— Instruction —
Reproduce the listing verbatim.

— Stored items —
<<<<

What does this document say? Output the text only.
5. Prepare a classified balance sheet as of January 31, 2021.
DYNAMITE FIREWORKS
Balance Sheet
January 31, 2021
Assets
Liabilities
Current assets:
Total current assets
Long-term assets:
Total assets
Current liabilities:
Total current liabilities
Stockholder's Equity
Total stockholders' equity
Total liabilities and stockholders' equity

>>>>

— Response —
What does this document say? Output the text only.
5. Prepare a classified balance sheet as of January 31, 2021.
DYNAMITE FIREWORKS
Balance Sheet
January 31, 2021
Assets
Liabilities
Current assets:
Total current assets
Long-term assets:
Total assets
Current liabilities:
Total current liabilities
Stockholder's Equity
Total stockholders' equity
Total liabilities and stockholders' equity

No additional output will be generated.